*Selected text*.

= = = = = = =

Seven years after my first visit in 2014, I came back to the small and beautiful island of Ventotene not far from the Gulf of Naples, last 29 August, on the 80th anniversary of the publication of the appeal “For a Free and United Europe. A Draft Manifesto”. Several personalities also attended, including President Mattarella of the Italian Republic, and Guy Verhofstadt, Co-Chair of the Conference on the Future of Europe.
The Ventotene Manifesto, as it became known later on, was written in 1941, shortly before the Nazi invasion of the Soviet Union, when Hitler controlled practically all of Europe. Its authors were Altiero Spinelli (former communist) and Ernesto Rossi (radical). Eugenio Colorni, a socialist, served as editor and wrote a prologue. All of them were exiled in the island for their opposition to fascism. Spinelli and Rossi, in their discussions with Colorni, and his wife, Ursula Hirschmann, a German Social Democratic Jew, were preoccupied about the belief in the absolute sovereignty of nation-states, which they considered the main cause of the wars in Europe, a trend exacerbated by totalitarianism, antisemitism, and racism. They developed a new vision based on the idea of shared sovereignty: that of a Europe united by a customs-free common market, a currency, and freedom of movement for workers. They also called for a political union endowed with its own foreign policy and armed forces.
The Manifesto spread like wildfire through all the circles of the European resistance. This resulted in the founding of the movements for a European federation in several countries, the decisive Hague Congress of 1948. It resulted ultimately in the Schuman Declaration of 1950, which proposed the European Coal and Steel Community, the first step on our integration process, based on the supranational principle. Later on, in a career that included being Commissioner and Member of the European Parliament, Spinelli promoted the Treaty of the European Union of 1984, which was approved by the European Parliament. Originally rejected by the Council, it became a major influence in the writing of the Maastricht Treaty of 1992 that launched the monetary union and created the foreign and security pillar, of intergovernmental nature.
When we re-read the Manifesto 80 years after, it is clear that the authors were right: the pooling of sovereignty that Europeans have put in place for the last seven decades has indeed provided the longest period of peace and prosperity in Europe. Furthermore, some of their proposals have become a reality over time, like the internal market and its four fundamental freedoms, and the Euro. Other dimensions of the Ventotene Manifesto are still a work in progress, like a more robust EU foreign policy and a Defence Union.

= = = = = = =

*Extracted material*.
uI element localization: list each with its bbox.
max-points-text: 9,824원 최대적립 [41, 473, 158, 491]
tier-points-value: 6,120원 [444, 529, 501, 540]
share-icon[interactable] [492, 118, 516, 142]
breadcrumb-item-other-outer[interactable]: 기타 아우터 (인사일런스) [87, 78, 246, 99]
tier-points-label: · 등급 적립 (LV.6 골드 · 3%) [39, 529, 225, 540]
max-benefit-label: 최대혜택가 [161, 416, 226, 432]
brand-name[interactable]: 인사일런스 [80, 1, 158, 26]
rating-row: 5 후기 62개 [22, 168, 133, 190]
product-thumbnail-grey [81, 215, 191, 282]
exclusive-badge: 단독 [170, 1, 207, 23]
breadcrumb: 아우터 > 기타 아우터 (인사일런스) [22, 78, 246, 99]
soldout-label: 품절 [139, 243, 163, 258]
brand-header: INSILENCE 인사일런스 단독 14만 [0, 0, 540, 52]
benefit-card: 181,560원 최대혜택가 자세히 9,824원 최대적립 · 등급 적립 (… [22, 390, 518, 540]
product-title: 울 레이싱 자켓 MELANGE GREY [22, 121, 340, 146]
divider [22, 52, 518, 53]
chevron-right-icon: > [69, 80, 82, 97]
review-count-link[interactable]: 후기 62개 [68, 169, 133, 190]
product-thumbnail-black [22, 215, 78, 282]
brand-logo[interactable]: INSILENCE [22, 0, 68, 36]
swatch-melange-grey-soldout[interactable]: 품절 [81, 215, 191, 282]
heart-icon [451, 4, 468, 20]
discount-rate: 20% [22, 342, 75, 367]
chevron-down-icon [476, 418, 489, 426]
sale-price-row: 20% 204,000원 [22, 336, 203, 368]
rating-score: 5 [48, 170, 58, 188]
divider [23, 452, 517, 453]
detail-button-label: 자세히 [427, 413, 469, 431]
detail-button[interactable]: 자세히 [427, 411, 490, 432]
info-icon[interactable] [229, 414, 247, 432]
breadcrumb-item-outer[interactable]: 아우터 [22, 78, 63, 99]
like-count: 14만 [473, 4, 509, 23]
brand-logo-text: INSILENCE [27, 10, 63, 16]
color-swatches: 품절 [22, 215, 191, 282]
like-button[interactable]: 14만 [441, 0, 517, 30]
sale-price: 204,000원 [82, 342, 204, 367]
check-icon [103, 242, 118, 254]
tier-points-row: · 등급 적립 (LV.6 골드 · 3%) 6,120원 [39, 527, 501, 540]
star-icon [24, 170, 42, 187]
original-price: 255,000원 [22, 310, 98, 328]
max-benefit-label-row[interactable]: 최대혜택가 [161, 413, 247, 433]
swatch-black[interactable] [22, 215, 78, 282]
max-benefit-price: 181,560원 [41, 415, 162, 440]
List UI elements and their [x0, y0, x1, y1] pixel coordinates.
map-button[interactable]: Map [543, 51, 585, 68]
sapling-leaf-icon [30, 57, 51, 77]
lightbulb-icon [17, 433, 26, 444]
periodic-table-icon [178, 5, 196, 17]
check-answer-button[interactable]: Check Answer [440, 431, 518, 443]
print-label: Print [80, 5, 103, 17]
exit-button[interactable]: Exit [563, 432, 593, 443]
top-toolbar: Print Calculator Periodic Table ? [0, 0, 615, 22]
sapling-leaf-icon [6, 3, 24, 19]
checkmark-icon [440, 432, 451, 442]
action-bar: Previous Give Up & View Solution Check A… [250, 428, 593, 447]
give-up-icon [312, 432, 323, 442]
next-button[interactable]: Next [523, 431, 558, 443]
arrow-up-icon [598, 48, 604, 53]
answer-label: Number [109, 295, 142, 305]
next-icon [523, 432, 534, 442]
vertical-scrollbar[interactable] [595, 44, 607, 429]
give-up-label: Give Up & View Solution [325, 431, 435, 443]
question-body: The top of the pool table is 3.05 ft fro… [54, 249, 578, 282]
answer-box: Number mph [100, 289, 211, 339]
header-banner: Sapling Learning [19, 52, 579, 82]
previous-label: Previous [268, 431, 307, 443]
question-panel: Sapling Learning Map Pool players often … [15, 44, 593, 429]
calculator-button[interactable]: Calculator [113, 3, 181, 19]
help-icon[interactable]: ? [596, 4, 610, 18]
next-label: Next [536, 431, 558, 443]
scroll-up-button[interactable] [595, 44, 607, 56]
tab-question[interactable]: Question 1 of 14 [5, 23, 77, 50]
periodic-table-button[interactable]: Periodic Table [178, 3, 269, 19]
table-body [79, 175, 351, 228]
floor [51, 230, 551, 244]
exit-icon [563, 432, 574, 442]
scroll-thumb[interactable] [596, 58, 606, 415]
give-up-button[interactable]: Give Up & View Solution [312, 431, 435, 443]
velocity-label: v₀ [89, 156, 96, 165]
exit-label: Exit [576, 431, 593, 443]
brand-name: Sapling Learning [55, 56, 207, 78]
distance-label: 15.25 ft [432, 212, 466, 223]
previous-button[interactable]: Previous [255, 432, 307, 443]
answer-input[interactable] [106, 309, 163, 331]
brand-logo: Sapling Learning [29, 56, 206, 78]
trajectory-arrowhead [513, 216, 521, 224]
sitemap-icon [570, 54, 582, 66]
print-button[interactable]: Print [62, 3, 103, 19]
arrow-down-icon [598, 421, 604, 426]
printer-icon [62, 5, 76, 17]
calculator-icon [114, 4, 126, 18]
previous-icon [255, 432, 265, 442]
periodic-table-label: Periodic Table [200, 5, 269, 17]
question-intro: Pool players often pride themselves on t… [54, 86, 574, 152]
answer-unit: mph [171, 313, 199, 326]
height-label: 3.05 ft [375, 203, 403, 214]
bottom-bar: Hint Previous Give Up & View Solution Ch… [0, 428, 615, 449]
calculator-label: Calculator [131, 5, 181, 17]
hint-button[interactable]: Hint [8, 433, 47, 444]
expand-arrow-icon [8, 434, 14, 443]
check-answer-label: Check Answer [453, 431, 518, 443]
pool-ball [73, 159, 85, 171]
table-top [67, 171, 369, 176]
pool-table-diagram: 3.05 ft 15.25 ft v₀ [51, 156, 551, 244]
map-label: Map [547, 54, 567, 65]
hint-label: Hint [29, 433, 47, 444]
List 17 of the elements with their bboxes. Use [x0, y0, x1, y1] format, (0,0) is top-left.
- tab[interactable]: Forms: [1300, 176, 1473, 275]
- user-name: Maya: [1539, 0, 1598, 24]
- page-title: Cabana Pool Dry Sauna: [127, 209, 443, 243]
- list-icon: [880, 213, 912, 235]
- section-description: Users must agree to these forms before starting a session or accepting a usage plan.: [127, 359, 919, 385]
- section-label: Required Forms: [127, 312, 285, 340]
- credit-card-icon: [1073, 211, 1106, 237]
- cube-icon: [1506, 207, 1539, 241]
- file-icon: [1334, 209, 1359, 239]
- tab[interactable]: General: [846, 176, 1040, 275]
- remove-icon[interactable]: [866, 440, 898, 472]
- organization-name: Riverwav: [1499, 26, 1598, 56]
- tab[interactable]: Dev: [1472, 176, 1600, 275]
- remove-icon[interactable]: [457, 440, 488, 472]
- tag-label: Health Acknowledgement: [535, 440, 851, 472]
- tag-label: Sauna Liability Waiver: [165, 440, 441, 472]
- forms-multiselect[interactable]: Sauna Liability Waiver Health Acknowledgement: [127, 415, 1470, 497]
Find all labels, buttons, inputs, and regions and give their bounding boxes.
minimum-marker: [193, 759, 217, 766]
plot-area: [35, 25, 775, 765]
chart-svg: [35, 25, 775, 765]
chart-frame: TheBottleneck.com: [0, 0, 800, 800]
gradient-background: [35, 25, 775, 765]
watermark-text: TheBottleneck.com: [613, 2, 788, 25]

= = = = = = =

*Directions*.
**A.** In the text on the Ventotene Manifesto, who served as editor of the Manifesto and wrote its prologue?
**B.** Rewrite the passage of the text on the Ventotene Manifesto from "Seven years after" up to and including "Future of Europe.", replacing "beautiful" with "lovely".
**C.** Do these statements agree with the text on the Ventotene Manifesto? For each, answer yes or no and quote the words of the text that decide it.
(i) The Manifesto was written after the Nazi invasion of the Soviet Union.
(ii) The European Parliament approved the Treaty of the European Union of 1984.
(iii) A Defence Union has already become a reality.

*Results by task*.
**A.** Eugenio Colorni, a socialist.

**B.**
Seven years after my first visit in 2014, I came back to the small and lovely island of Ventotene not far from the Gulf of Naples, last 29 August, on the 80th anniversary of the publication of the appeal “For a Free and United Europe. A Draft Manifesto”. Several personalities also attended, including President Mattarella of the Italian Republic, and Guy Verhofstadt, Co-Chair of the Conference on the Future of Europe.

**C.**
(i) No: "written in 1941, shortly before the Nazi invasion of the Soviet Union"
(ii) Yes: "the Treaty of the European Union of 1984, which was approved by the European Parliament"
(iii) No: "Other dimensions of the Ventotene Manifesto are still a work in progress, like a more robust EU foreign policy and a Defence Union"